*** DATASET
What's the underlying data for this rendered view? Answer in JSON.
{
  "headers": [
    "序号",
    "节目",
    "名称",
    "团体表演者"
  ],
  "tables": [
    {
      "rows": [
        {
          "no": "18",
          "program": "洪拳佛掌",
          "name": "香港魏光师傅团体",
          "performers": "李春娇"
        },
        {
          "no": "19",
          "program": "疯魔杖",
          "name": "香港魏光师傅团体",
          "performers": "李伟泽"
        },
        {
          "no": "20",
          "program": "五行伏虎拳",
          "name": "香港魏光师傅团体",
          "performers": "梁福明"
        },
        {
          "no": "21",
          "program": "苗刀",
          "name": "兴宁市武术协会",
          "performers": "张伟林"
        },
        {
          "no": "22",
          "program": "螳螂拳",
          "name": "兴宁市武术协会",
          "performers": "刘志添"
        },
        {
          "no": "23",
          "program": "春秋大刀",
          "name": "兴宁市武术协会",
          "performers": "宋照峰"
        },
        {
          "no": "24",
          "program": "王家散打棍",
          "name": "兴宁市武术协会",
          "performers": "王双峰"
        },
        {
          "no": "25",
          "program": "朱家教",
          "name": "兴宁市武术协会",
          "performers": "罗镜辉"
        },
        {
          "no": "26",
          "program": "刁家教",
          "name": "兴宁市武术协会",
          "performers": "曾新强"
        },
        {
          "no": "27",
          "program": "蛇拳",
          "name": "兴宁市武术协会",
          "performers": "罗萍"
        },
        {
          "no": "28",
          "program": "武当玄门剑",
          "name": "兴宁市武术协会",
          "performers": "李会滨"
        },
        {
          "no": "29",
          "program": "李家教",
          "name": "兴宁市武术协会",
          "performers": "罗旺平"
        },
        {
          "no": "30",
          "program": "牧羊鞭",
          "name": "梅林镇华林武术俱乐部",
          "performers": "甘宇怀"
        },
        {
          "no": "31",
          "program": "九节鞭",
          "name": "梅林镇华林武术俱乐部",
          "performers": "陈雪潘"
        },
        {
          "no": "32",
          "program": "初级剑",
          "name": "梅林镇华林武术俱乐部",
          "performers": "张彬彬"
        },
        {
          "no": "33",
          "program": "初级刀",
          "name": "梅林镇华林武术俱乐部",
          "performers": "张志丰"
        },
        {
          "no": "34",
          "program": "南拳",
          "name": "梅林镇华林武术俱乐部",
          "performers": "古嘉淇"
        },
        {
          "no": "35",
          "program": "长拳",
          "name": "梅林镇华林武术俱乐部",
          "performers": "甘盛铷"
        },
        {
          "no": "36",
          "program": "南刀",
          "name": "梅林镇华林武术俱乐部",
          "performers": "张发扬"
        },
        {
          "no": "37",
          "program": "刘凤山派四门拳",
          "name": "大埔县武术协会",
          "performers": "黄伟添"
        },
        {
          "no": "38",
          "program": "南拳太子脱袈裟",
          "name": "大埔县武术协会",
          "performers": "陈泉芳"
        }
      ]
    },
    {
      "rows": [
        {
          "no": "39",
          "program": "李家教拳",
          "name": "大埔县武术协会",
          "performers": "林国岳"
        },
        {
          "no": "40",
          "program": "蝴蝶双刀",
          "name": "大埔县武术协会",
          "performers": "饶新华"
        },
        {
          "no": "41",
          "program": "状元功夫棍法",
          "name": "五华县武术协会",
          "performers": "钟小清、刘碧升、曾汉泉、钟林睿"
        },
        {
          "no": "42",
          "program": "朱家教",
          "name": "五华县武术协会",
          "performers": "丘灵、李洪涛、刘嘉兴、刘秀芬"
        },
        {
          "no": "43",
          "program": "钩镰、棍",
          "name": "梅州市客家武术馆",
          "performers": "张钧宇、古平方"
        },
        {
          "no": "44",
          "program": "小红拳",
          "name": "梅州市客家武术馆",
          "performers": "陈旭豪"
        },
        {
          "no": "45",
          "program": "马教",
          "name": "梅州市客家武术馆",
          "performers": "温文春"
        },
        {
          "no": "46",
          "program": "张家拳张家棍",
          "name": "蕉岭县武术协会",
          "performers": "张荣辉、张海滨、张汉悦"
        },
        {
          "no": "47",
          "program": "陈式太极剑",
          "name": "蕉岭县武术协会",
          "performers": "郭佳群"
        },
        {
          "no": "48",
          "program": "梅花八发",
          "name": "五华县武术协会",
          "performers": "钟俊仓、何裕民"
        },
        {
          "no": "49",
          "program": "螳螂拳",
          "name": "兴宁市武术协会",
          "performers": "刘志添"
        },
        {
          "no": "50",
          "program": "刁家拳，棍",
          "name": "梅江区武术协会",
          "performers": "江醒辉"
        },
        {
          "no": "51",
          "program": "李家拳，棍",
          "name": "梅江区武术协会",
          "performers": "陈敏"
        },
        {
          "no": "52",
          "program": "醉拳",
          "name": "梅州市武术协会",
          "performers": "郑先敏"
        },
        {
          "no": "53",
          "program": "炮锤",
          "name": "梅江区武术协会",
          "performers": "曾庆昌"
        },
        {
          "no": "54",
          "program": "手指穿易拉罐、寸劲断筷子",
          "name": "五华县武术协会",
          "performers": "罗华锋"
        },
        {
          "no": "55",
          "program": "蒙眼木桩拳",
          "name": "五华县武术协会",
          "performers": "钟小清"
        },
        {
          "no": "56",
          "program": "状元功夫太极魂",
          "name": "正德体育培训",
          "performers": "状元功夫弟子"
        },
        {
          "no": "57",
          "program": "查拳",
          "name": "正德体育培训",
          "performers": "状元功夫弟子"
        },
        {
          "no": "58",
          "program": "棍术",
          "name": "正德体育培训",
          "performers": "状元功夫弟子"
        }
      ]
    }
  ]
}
******
WORK REQUIRED:
Each record above must be given again exactly.

SOLUTION FOR THIS EXERCISE:
What's the underlying data for this rendered view? Answer in JSON.
{
  "headers": [
    "序号",
    "节目",
    "名称",
    "团体表演者"
  ],
  "tables": [
    {
      "rows": [
        {
          "no": "18",
          "program": "洪拳佛掌",
          "name": "香港魏光师傅团体",
          "performers": "李春娇"
        },
        {
          "no": "19",
          "program": "疯魔杖",
          "name": "香港魏光师傅团体",
          "performers": "李伟泽"
        },
        {
          "no": "20",
          "program": "五行伏虎拳",
          "name": "香港魏光师傅团体",
          "performers": "梁福明"
        },
        {
          "no": "21",
          "program": "苗刀",
          "name": "兴宁市武术协会",
          "performers": "张伟林"
        },
        {
          "no": "22",
          "program": "螳螂拳",
          "name": "兴宁市武术协会",
          "performers": "刘志添"
        },
        {
          "no": "23",
          "program": "春秋大刀",
          "name": "兴宁市武术协会",
          "performers": "宋照峰"
        },
        {
          "no": "24",
          "program": "王家散打棍",
          "name": "兴宁市武术协会",
          "performers": "王双峰"
        },
        {
          "no": "25",
          "program": "朱家教",
          "name": "兴宁市武术协会",
          "performers": "罗镜辉"
        },
        {
          "no": "26",
          "program": "刁家教",
          "name": "兴宁市武术协会",
          "performers": "曾新强"
        },
        {
          "no": "27",
          "program": "蛇拳",
          "name": "兴宁市武术协会",
          "performers": "罗萍"
        },
        {
          "no": "28",
          "program": "武当玄门剑",
          "name": "兴宁市武术协会",
          "performers": "李会滨"
        },
        {
          "no": "29",
          "program": "李家教",
          "name": "兴宁市武术协会",
          "performers": "罗旺平"
        },
        {
          "no": "30",
          "program": "牧羊鞭",
          "name": "梅林镇华林武术俱乐部",
          "performers": "甘宇怀"
        },
        {
          "no": "31",
          "program": "九节鞭",
          "name": "梅林镇华林武术俱乐部",
          "performers": "陈雪潘"
        },
        {
          "no": "32",
          "program": "初级剑",
          "name": "梅林镇华林武术俱乐部",
          "performers": "张彬彬"
        },
        {
          "no": "33",
          "program": "初级刀",
          "name": "梅林镇华林武术俱乐部",
          "performers": "张志丰"
        },
        {
          "no": "34",
          "program": "南拳",
          "name": "梅林镇华林武术俱乐部",
          "performers": "古嘉淇"
        },
        {
          "no": "35",
          "program": "长拳",
          "name": "梅林镇华林武术俱乐部",
          "performers": "甘盛铷"
        },
        {
          "no": "36",
          "program": "南刀",
          "name": "梅林镇华林武术俱乐部",
          "performers": "张发扬"
        },
        {
          "no": "37",
          "program": "刘凤山派四门拳",
          "name": "大埔县武术协会",
          "performers": "黄伟添"
        },
        {
          "no": "38",
          "program": "南拳太子脱袈裟",
          "name": "大埔县武术协会",
          "performers": "陈泉芳"
        }
      ]
    },
    {
      "rows": [
        {
          "no": "39",
          "program": "李家教拳",
          "name": "大埔县武术协会",
          "performers": "林国岳"
        },
        {
          "no": "40",
          "program": "蝴蝶双刀",
          "name": "大埔县武术协会",
          "performers": "饶新华"
        },
        {
          "no": "41",
          "program": "状元功夫棍法",
          "name": "五华县武术协会",
          "performers": "钟小清、刘碧升、曾汉泉、钟林睿"
        },
        {
          "no": "42",
          "program": "朱家教",
          "name": "五华县武术协会",
          "performers": "丘灵、李洪涛、刘嘉兴、刘秀芬"
        },
        {
          "no": "43",
          "program": "钩镰、棍",
          "name": "梅州市客家武术馆",
          "performers": "张钧宇、古平方"
        },
        {
          "no": "44",
          "program": "小红拳",
          "name": "梅州市客家武术馆",
          "performers": "陈旭豪"
        },
        {
          "no": "45",
          "program": "马教",
          "name": "梅州市客家武术馆",
          "performers": "温文春"
        },
        {
          "no": "46",
          "program": "张家拳张家棍",
          "name": "蕉岭县武术协会",
          "performers": "张荣辉、张海滨、张汉悦"
        },
        {
          "no": "47",
          "program": "陈式太极剑",
          "name": "蕉岭县武术协会",
          "performers": "郭佳群"
        },
        {
          "no": "48",
          "program": "梅花八发",
          "name": "五华县武术协会",
          "performers": "钟俊仓、何裕民"
        },
        {
          "no": "49",
          "program": "螳螂拳",
          "name": "兴宁市武术协会",
          "performers": "刘志添"
        },
        {
          "no": "50",
          "program": "刁家拳，棍",
          "name": "梅江区武术协会",
          "performers": "江醒辉"
        },
        {
          "no": "51",
          "program": "李家拳，棍",
          "name": "梅江区武术协会",
          "performers": "陈敏"
        },
        {
          "no": "52",
          "program": "醉拳",
          "name": "梅州市武术协会",
          "performers": "郑先敏"
        },
        {
          "no": "53",
          "program": "炮锤",
          "name": "梅江区武术协会",
          "performers": "曾庆昌"
        },
        {
          "no": "54",
          "program": "手指穿易拉罐、寸劲断筷子",
          "name": "五华县武术协会",
          "performers": "罗华锋"
        },
        {
          "no": "55",
          "program": "蒙眼木桩拳",
          "name": "五华县武术协会",
          "performers": "钟小清"
        },
        {
          "no": "56",
          "program": "状元功夫太极魂",
          "name": "正德体育培训",
          "performers": "状元功夫弟子"
        },
        {
          "no": "57",
          "program": "查拳",
          "name": "正德体育培训",
          "performers": "状元功夫弟子"
        },
        {
          "no": "58",
          "program": "棍术",
          "name": "正德体育培训",
          "performers": "状元功夫弟子"
        }
      ]
    }
  ]
}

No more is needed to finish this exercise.